What to produce — Your task is to output all the records below, word for word.

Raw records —

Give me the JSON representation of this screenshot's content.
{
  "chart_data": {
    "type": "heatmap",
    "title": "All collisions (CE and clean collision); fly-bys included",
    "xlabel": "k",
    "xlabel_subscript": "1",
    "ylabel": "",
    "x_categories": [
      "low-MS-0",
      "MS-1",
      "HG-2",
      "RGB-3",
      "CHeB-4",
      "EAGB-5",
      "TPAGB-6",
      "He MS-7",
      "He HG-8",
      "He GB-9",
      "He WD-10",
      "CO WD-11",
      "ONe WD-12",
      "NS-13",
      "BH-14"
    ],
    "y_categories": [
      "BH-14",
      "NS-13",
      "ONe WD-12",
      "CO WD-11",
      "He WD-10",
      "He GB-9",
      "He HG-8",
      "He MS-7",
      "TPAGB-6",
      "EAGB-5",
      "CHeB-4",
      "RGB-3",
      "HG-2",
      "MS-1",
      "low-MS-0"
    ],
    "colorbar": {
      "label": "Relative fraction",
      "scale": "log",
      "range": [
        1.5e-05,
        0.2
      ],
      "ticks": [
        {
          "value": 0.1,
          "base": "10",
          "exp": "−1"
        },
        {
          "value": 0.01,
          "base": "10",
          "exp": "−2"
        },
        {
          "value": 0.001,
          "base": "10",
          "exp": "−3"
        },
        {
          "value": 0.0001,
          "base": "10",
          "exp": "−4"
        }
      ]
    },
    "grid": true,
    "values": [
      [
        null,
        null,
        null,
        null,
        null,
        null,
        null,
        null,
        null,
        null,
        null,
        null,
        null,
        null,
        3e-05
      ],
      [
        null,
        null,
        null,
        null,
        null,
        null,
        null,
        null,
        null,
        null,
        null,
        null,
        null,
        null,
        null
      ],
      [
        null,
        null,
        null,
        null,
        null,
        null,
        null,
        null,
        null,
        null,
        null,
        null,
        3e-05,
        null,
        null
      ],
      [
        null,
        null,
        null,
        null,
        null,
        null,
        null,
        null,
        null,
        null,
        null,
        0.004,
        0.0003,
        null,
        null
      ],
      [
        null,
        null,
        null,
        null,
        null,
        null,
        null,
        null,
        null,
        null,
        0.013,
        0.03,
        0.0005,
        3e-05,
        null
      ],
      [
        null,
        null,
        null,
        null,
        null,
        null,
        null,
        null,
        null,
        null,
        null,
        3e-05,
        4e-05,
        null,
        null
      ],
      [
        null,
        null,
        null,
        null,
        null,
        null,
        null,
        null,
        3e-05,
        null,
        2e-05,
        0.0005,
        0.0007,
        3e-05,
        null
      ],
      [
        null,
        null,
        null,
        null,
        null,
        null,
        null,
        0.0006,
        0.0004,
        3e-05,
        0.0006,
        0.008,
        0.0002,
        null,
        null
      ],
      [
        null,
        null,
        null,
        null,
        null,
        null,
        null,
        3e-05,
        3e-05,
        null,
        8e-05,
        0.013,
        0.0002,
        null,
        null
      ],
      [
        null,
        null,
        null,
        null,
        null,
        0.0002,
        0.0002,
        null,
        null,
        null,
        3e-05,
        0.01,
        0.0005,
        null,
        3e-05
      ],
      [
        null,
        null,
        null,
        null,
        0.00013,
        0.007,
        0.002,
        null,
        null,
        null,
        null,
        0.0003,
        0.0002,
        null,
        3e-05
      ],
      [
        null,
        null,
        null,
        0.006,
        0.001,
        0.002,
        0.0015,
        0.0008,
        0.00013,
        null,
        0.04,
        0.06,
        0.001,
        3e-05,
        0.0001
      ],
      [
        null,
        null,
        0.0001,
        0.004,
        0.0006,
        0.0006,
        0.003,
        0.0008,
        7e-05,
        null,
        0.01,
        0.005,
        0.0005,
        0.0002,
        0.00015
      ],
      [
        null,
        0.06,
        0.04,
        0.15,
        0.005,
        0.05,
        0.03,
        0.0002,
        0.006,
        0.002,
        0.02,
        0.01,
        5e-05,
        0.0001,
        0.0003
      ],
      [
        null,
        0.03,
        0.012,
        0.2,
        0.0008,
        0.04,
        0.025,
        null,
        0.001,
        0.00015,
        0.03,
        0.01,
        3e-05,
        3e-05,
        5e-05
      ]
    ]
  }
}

Result for this task —
Give me the JSON representation of this screenshot's content.
{
  "chart_data": {
    "type": "heatmap",
    "title": "All collisions (CE and clean collision); fly-bys included",
    "xlabel": "k",
    "xlabel_subscript": "1",
    "ylabel": "",
    "x_categories": [
      "low-MS-0",
      "MS-1",
      "HG-2",
      "RGB-3",
      "CHeB-4",
      "EAGB-5",
      "TPAGB-6",
      "He MS-7",
      "He HG-8",
      "He GB-9",
      "He WD-10",
      "CO WD-11",
      "ONe WD-12",
      "NS-13",
      "BH-14"
    ],
    "y_categories": [
      "BH-14",
      "NS-13",
      "ONe WD-12",
      "CO WD-11",
      "He WD-10",
      "He GB-9",
      "He HG-8",
      "He MS-7",
      "TPAGB-6",
      "EAGB-5",
      "CHeB-4",
      "RGB-3",
      "HG-2",
      "MS-1",
      "low-MS-0"
    ],
    "colorbar": {
      "label": "Relative fraction",
      "scale": "log",
      "range": [
        1.5e-05,
        0.2
      ],
      "ticks": [
        {
          "value": 0.1,
          "base": "10",
          "exp": "−1"
        },
        {
          "value": 0.01,
          "base": "10",
          "exp": "−2"
        },
        {
          "value": 0.001,
          "base": "10",
          "exp": "−3"
        },
        {
          "value": 0.0001,
          "base": "10",
          "exp": "−4"
        }
      ]
    },
    "grid": true,
    "values": [
      [
        null,
        null,
        null,
        null,
        null,
        null,
        null,
        null,
        null,
        null,
        null,
        null,
        null,
        null,
        3e-05
      ],
      [
        null,
        null,
        null,
        null,
        null,
        null,
        null,
        null,
        null,
        null,
        null,
        null,
        null,
        null,
        null
      ],
      [
        null,
        null,
        null,
        null,
        null,
        null,
        null,
        null,
        null,
        null,
        null,
        null,
        3e-05,
        null,
        null
      ],
      [
        null,
        null,
        null,
        null,
        null,
        null,
        null,
        null,
        null,
        null,
        null,
        0.004,
        0.0003,
        null,
        null
      ],
      [
        null,
        null,
        null,
        null,
        null,
        null,
        null,
        null,
        null,
        null,
        0.013,
        0.03,
        0.0005,
        3e-05,
        null
      ],
      [
        null,
        null,
        null,
        null,
        null,
        null,
        null,
        null,
        null,
        null,
        null,
        3e-05,
        4e-05,
        null,
        null
      ],
      [
        null,
        null,
        null,
        null,
        null,
        null,
        null,
        null,
        3e-05,
        null,
        2e-05,
        0.0005,
        0.0007,
        3e-05,
        null
      ],
      [
        null,
        null,
        null,
        null,
        null,
        null,
        null,
        0.0006,
        0.0004,
        3e-05,
        0.0006,
        0.008,
        0.0002,
        null,
        null
      ],
      [
        null,
        null,
        null,
        null,
        null,
        null,
        null,
        3e-05,
        3e-05,
        null,
        8e-05,
        0.013,
        0.0002,
        null,
        null
      ],
      [
        null,
        null,
        null,
        null,
        null,
        0.0002,
        0.0002,
        null,
        null,
        null,
        3e-05,
        0.01,
        0.0005,
        null,
        3e-05
      ],
      [
        null,
        null,
        null,
        null,
        0.00013,
        0.007,
        0.002,
        null,
        null,
        null,
        null,
        0.0003,
        0.0002,
        null,
        3e-05
      ],
      [
        null,
        null,
        null,
        0.006,
        0.001,
        0.002,
        0.0015,
        0.0008,
        0.00013,
        null,
        0.04,
        0.06,
        0.001,
        3e-05,
        0.0001
      ],
      [
        null,
        null,
        0.0001,
        0.004,
        0.0006,
        0.0006,
        0.003,
        0.0008,
        7e-05,
        null,
        0.01,
        0.005,
        0.0005,
        0.0002,
        0.00015
      ],
      [
        null,
        0.06,
        0.04,
        0.15,
        0.005,
        0.05,
        0.03,
        0.0002,
        0.006,
        0.002,
        0.02,
        0.01,
        5e-05,
        0.0001,
        0.0003
      ],
      [
        null,
        0.03,
        0.012,
        0.2,
        0.0008,
        0.04,
        0.025,
        null,
        0.001,
        0.00015,
        0.03,
        0.01,
        3e-05,
        3e-05,
        5e-05
      ]
    ]
  }
}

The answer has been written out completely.